Task requirements: Copy the records below word for word, starting from their first line and ending with the line that contains "y-tick-label: 50 <box>107 412 128 426</box>", including both of those lines.

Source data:

— BEGIN —

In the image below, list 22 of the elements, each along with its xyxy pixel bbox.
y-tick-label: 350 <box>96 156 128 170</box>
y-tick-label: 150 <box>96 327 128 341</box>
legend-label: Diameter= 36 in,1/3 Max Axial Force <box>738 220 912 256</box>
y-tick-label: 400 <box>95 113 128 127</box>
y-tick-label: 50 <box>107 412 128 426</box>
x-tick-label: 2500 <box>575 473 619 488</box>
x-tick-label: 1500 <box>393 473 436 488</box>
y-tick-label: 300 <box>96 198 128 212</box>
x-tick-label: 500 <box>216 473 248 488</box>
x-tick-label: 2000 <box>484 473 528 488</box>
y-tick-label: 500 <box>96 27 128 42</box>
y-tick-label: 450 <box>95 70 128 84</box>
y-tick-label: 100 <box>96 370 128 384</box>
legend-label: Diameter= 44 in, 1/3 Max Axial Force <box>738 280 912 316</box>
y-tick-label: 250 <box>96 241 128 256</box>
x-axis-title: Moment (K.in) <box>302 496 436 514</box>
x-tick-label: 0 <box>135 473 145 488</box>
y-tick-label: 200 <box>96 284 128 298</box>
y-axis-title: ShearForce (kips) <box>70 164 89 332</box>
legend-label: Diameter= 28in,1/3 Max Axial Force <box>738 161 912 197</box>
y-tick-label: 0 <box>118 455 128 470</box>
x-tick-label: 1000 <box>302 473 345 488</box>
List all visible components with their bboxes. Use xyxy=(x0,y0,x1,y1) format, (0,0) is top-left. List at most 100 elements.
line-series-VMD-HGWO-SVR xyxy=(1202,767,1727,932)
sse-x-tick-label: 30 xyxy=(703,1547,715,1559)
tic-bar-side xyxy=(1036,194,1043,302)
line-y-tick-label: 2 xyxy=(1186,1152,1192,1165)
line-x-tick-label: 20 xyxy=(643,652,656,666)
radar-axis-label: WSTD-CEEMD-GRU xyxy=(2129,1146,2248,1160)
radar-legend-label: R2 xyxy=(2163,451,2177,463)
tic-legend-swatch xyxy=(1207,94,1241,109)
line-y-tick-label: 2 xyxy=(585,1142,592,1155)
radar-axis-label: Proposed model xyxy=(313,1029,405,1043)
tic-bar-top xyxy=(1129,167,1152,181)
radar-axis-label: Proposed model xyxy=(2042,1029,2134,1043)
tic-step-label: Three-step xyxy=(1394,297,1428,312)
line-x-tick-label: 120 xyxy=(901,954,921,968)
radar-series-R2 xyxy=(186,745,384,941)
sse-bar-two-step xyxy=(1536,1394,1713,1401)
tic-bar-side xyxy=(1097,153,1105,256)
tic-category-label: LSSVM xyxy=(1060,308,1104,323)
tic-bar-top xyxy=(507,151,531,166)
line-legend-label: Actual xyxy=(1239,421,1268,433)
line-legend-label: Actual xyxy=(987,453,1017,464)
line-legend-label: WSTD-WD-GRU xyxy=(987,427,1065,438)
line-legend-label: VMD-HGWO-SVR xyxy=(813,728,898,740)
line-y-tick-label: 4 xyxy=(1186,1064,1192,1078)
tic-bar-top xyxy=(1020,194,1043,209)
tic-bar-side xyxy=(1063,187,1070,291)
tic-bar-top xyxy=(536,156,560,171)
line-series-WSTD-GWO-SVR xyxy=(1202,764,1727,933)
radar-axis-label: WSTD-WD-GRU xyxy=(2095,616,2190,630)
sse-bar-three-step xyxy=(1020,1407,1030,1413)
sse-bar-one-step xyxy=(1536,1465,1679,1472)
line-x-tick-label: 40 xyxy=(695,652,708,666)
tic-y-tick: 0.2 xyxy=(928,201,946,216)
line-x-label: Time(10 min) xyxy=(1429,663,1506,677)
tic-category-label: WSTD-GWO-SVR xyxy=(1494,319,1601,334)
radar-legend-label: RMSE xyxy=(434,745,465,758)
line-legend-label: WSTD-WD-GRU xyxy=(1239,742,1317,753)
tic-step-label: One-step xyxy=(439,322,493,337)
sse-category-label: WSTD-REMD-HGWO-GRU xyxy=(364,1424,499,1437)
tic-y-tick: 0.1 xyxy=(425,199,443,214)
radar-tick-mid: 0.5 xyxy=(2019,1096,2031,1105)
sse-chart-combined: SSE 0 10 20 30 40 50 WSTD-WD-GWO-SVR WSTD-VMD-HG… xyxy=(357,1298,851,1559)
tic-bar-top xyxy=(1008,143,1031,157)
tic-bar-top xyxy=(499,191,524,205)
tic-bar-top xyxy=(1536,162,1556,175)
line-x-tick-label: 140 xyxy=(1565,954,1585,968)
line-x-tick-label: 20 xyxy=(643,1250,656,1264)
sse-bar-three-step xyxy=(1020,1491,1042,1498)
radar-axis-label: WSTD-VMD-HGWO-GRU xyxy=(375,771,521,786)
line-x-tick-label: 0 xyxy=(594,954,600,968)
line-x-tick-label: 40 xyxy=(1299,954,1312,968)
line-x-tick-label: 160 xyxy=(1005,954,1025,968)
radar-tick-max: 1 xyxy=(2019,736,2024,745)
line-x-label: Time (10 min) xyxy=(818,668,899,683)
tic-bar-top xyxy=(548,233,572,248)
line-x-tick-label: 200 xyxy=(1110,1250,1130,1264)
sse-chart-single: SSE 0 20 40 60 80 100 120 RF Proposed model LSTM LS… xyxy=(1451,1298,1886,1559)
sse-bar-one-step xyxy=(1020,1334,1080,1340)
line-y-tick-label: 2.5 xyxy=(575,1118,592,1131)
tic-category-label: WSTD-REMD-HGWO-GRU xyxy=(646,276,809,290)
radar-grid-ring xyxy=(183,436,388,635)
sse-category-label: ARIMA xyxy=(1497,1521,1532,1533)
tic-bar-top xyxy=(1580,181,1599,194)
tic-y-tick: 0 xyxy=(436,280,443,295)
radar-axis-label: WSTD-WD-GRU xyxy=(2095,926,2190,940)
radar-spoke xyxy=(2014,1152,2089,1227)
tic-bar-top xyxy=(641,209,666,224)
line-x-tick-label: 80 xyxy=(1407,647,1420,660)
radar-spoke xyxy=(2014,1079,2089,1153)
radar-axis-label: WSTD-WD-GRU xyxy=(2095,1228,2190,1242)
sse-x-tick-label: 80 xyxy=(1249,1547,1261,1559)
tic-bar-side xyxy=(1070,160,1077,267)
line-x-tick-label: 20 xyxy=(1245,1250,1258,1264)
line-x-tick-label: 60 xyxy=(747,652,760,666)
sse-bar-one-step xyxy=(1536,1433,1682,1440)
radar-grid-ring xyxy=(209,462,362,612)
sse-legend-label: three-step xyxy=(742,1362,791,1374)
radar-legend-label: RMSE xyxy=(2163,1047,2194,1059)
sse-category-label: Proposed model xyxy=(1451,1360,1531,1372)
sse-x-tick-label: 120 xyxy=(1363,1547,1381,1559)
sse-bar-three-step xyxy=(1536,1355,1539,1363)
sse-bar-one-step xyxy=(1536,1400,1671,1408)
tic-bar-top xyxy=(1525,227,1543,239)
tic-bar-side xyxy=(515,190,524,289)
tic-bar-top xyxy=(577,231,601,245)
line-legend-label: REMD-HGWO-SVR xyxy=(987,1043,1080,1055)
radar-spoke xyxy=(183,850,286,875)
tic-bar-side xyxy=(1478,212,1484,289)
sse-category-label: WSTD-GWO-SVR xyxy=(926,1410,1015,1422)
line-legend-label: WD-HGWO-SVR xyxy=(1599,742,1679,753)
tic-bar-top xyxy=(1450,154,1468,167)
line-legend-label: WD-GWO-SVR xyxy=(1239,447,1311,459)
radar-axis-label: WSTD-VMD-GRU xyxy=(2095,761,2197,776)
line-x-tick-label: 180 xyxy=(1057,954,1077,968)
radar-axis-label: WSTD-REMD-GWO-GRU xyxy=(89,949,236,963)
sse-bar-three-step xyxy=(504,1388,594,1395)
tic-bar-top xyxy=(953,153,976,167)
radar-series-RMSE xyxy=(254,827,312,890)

— END —

Task result:
In the image below, list 22 of the elements, each along with its xyxy pixel bbox.
y-tick-label: 350 <box>96 156 128 170</box>
y-tick-label: 150 <box>96 327 128 341</box>
legend-label: Diameter= 36 in,1/3 Max Axial Force <box>738 220 912 256</box>
y-tick-label: 400 <box>95 113 128 127</box>
y-tick-label: 50 <box>107 412 128 426</box>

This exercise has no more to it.